— BEGIN Data to process —

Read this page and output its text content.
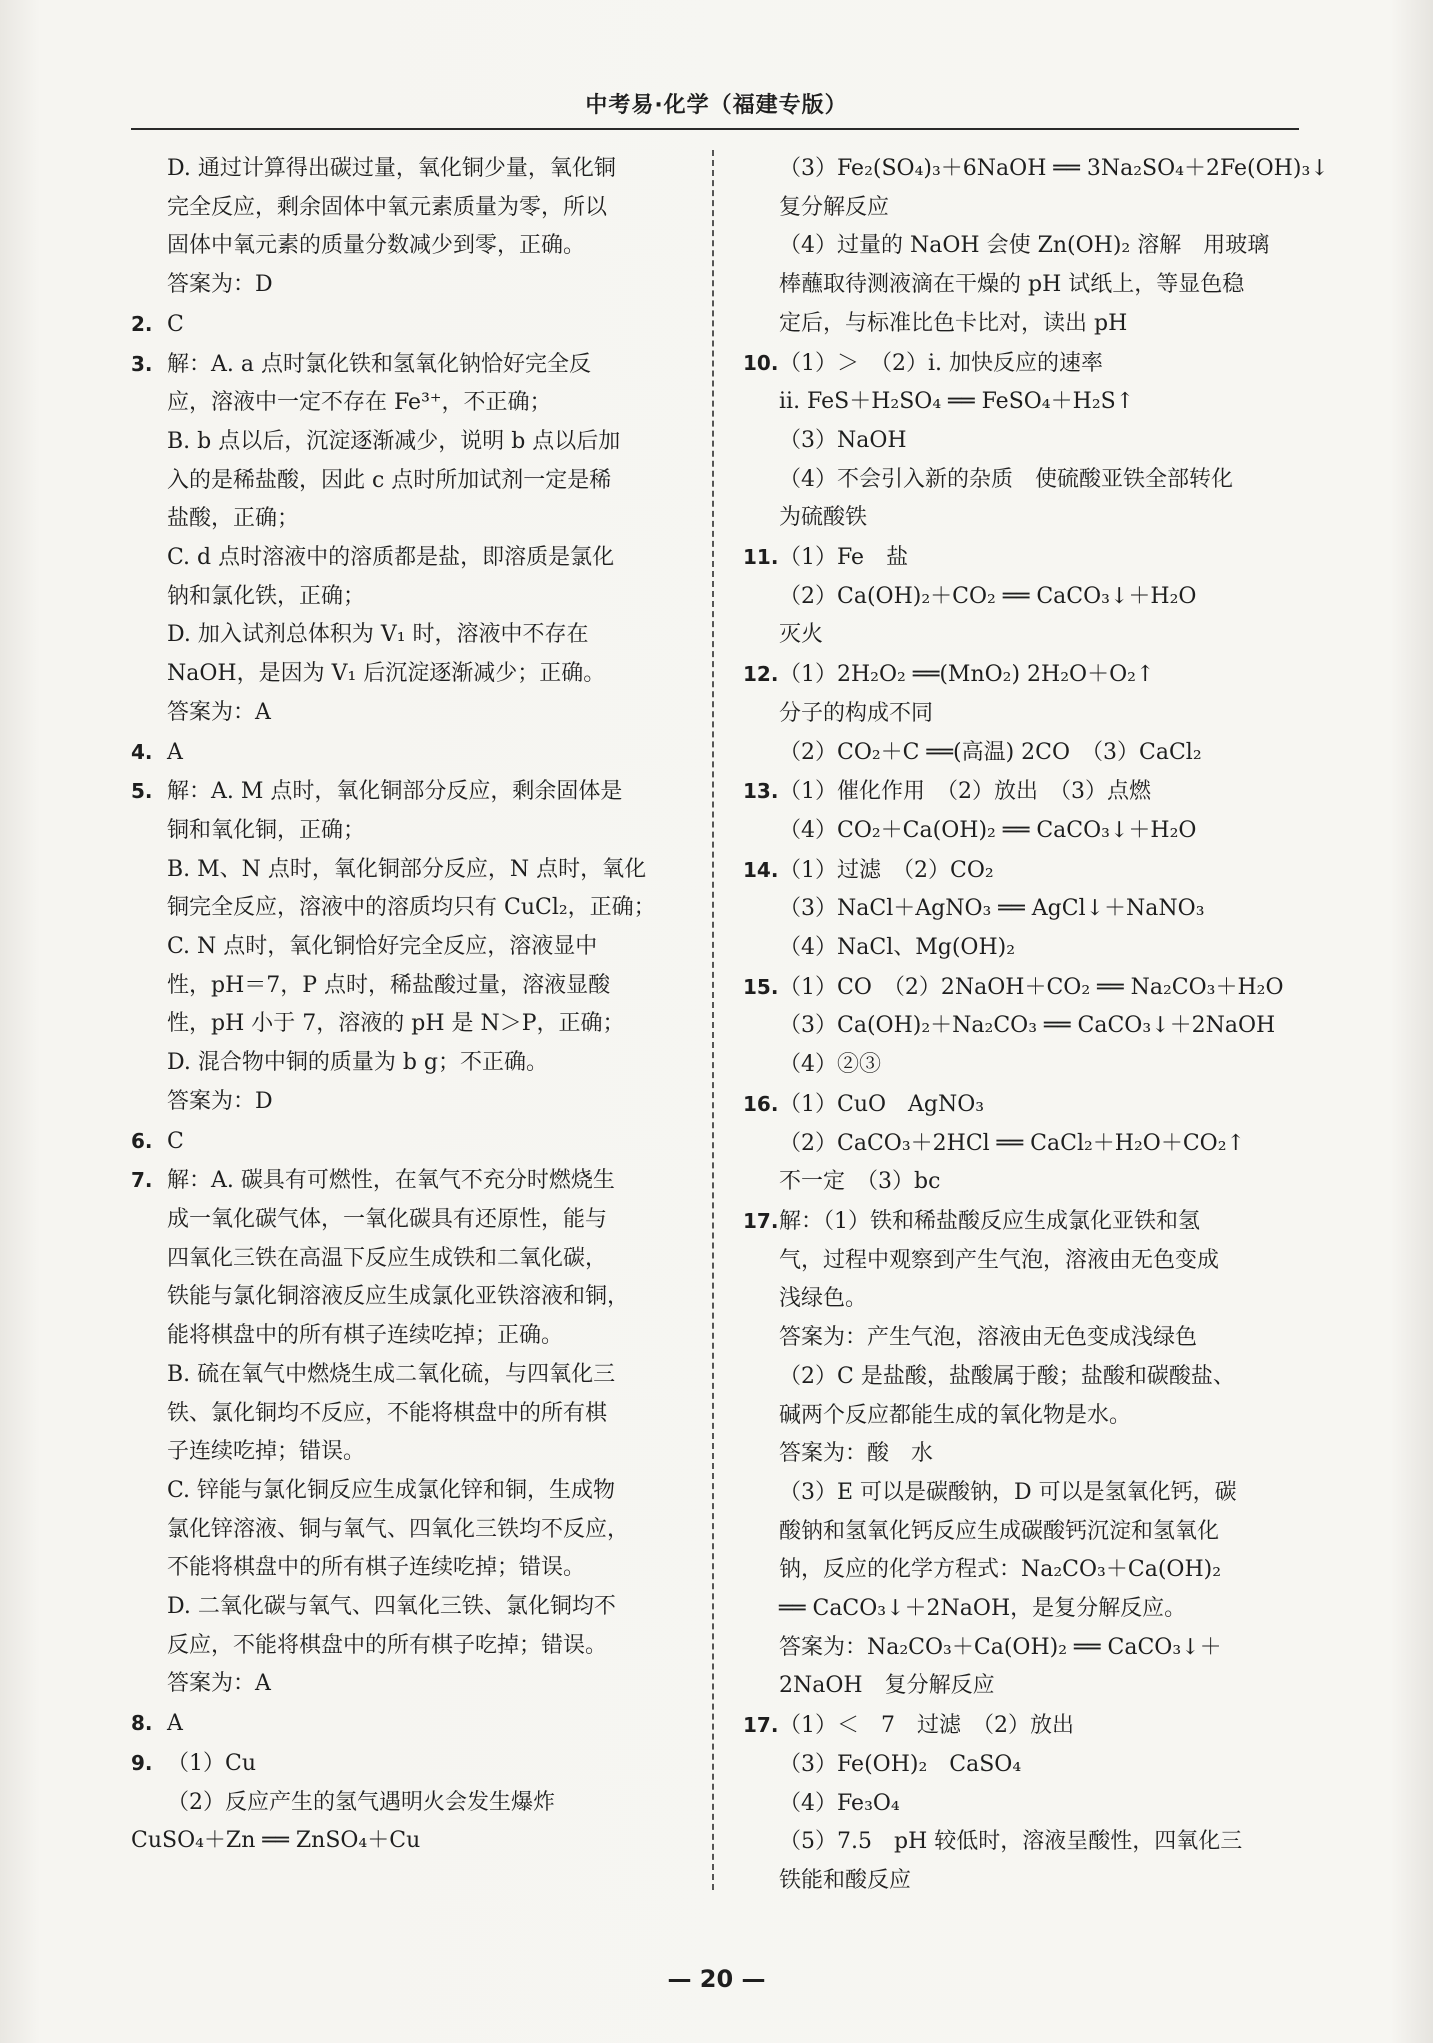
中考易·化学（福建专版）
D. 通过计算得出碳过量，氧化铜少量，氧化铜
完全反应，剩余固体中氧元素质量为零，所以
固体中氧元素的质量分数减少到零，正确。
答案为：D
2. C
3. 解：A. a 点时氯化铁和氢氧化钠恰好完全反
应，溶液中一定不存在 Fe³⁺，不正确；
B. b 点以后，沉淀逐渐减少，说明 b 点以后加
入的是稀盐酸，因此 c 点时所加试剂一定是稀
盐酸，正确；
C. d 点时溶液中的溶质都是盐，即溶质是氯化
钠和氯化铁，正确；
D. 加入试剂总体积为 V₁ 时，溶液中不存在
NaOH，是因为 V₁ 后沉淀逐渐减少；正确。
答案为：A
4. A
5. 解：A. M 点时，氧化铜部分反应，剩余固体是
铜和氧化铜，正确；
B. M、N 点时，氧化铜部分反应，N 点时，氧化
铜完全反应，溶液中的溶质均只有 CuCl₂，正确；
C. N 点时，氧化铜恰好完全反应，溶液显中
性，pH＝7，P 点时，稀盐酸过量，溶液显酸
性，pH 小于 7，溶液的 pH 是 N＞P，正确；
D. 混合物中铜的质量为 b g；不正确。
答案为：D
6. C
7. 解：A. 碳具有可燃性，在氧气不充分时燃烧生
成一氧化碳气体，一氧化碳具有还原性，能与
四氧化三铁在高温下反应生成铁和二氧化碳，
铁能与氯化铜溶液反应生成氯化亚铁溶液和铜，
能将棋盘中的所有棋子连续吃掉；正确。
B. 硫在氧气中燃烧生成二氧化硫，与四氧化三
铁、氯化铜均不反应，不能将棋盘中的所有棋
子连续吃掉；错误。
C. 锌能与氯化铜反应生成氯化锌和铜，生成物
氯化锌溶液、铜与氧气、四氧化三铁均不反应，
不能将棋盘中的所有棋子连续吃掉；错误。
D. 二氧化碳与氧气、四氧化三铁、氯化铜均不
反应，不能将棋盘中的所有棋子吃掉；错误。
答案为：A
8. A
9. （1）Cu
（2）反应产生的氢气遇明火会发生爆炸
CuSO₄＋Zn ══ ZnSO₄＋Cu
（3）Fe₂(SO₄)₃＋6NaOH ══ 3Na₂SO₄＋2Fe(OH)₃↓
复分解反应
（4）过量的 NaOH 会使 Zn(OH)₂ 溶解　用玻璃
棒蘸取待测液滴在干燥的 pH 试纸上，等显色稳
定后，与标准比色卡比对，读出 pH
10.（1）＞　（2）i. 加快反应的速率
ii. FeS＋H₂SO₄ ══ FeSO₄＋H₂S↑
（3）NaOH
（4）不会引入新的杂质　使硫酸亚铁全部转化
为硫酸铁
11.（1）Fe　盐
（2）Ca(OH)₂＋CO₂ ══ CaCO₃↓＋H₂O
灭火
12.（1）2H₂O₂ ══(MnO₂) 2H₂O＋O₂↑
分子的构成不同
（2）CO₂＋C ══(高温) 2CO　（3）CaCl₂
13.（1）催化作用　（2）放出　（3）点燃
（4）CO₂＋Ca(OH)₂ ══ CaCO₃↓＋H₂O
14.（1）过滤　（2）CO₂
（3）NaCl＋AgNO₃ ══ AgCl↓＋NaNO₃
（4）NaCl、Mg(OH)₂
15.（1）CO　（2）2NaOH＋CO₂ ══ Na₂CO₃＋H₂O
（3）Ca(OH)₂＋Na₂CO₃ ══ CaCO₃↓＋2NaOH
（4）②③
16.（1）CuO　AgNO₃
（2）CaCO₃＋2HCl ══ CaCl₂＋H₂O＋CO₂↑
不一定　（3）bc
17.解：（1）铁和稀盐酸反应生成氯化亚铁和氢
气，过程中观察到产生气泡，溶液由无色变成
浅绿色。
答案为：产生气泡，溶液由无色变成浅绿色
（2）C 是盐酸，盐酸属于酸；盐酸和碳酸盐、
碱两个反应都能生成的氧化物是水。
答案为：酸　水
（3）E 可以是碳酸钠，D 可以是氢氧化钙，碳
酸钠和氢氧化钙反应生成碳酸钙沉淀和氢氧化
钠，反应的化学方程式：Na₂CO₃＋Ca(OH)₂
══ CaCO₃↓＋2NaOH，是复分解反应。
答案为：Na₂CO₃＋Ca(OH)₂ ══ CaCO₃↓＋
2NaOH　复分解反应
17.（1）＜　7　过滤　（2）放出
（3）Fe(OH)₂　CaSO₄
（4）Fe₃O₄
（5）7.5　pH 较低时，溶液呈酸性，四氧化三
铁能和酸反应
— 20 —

— END Data to process —

* [Aim]: Without including any pictures, reproduce the listing exactly.

* [Complete response]:
Read this page and output its text content.
中考易·化学（福建专版）
D. 通过计算得出碳过量，氧化铜少量，氧化铜
完全反应，剩余固体中氧元素质量为零，所以
固体中氧元素的质量分数减少到零，正确。
答案为：D
2. C
3. 解：A. a 点时氯化铁和氢氧化钠恰好完全反
应，溶液中一定不存在 Fe³⁺，不正确；
B. b 点以后，沉淀逐渐减少，说明 b 点以后加
入的是稀盐酸，因此 c 点时所加试剂一定是稀
盐酸，正确；
C. d 点时溶液中的溶质都是盐，即溶质是氯化
钠和氯化铁，正确；
D. 加入试剂总体积为 V₁ 时，溶液中不存在
NaOH，是因为 V₁ 后沉淀逐渐减少；正确。
答案为：A
4. A
5. 解：A. M 点时，氧化铜部分反应，剩余固体是
铜和氧化铜，正确；
B. M、N 点时，氧化铜部分反应，N 点时，氧化
铜完全反应，溶液中的溶质均只有 CuCl₂，正确；
C. N 点时，氧化铜恰好完全反应，溶液显中
性，pH＝7，P 点时，稀盐酸过量，溶液显酸
性，pH 小于 7，溶液的 pH 是 N＞P，正确；
D. 混合物中铜的质量为 b g；不正确。
答案为：D
6. C
7. 解：A. 碳具有可燃性，在氧气不充分时燃烧生
成一氧化碳气体，一氧化碳具有还原性，能与
四氧化三铁在高温下反应生成铁和二氧化碳，
铁能与氯化铜溶液反应生成氯化亚铁溶液和铜，
能将棋盘中的所有棋子连续吃掉；正确。
B. 硫在氧气中燃烧生成二氧化硫，与四氧化三
铁、氯化铜均不反应，不能将棋盘中的所有棋
子连续吃掉；错误。
C. 锌能与氯化铜反应生成氯化锌和铜，生成物
氯化锌溶液、铜与氧气、四氧化三铁均不反应，
不能将棋盘中的所有棋子连续吃掉；错误。
D. 二氧化碳与氧气、四氧化三铁、氯化铜均不
反应，不能将棋盘中的所有棋子吃掉；错误。
答案为：A
8. A
9. （1）Cu
（2）反应产生的氢气遇明火会发生爆炸
CuSO₄＋Zn ══ ZnSO₄＋Cu
（3）Fe₂(SO₄)₃＋6NaOH ══ 3Na₂SO₄＋2Fe(OH)₃↓
复分解反应
（4）过量的 NaOH 会使 Zn(OH)₂ 溶解　用玻璃
棒蘸取待测液滴在干燥的 pH 试纸上，等显色稳
定后，与标准比色卡比对，读出 pH
10.（1）＞　（2）i. 加快反应的速率
ii. FeS＋H₂SO₄ ══ FeSO₄＋H₂S↑
（3）NaOH
（4）不会引入新的杂质　使硫酸亚铁全部转化
为硫酸铁
11.（1）Fe　盐
（2）Ca(OH)₂＋CO₂ ══ CaCO₃↓＋H₂O
灭火
12.（1）2H₂O₂ ══(MnO₂) 2H₂O＋O₂↑
分子的构成不同
（2）CO₂＋C ══(高温) 2CO　（3）CaCl₂
13.（1）催化作用　（2）放出　（3）点燃
（4）CO₂＋Ca(OH)₂ ══ CaCO₃↓＋H₂O
14.（1）过滤　（2）CO₂
（3）NaCl＋AgNO₃ ══ AgCl↓＋NaNO₃
（4）NaCl、Mg(OH)₂
15.（1）CO　（2）2NaOH＋CO₂ ══ Na₂CO₃＋H₂O
（3）Ca(OH)₂＋Na₂CO₃ ══ CaCO₃↓＋2NaOH
（4）②③
16.（1）CuO　AgNO₃
（2）CaCO₃＋2HCl ══ CaCl₂＋H₂O＋CO₂↑
不一定　（3）bc
17.解：（1）铁和稀盐酸反应生成氯化亚铁和氢
气，过程中观察到产生气泡，溶液由无色变成
浅绿色。
答案为：产生气泡，溶液由无色变成浅绿色
（2）C 是盐酸，盐酸属于酸；盐酸和碳酸盐、
碱两个反应都能生成的氧化物是水。
答案为：酸　水
（3）E 可以是碳酸钠，D 可以是氢氧化钙，碳
酸钠和氢氧化钙反应生成碳酸钙沉淀和氢氧化
钠，反应的化学方程式：Na₂CO₃＋Ca(OH)₂
══ CaCO₃↓＋2NaOH，是复分解反应。
答案为：Na₂CO₃＋Ca(OH)₂ ══ CaCO₃↓＋
2NaOH　复分解反应
17.（1）＜　7　过滤　（2）放出
（3）Fe(OH)₂　CaSO₄
（4）Fe₃O₄
（5）7.5　pH 较低时，溶液呈酸性，四氧化三
铁能和酸反应
— 20 —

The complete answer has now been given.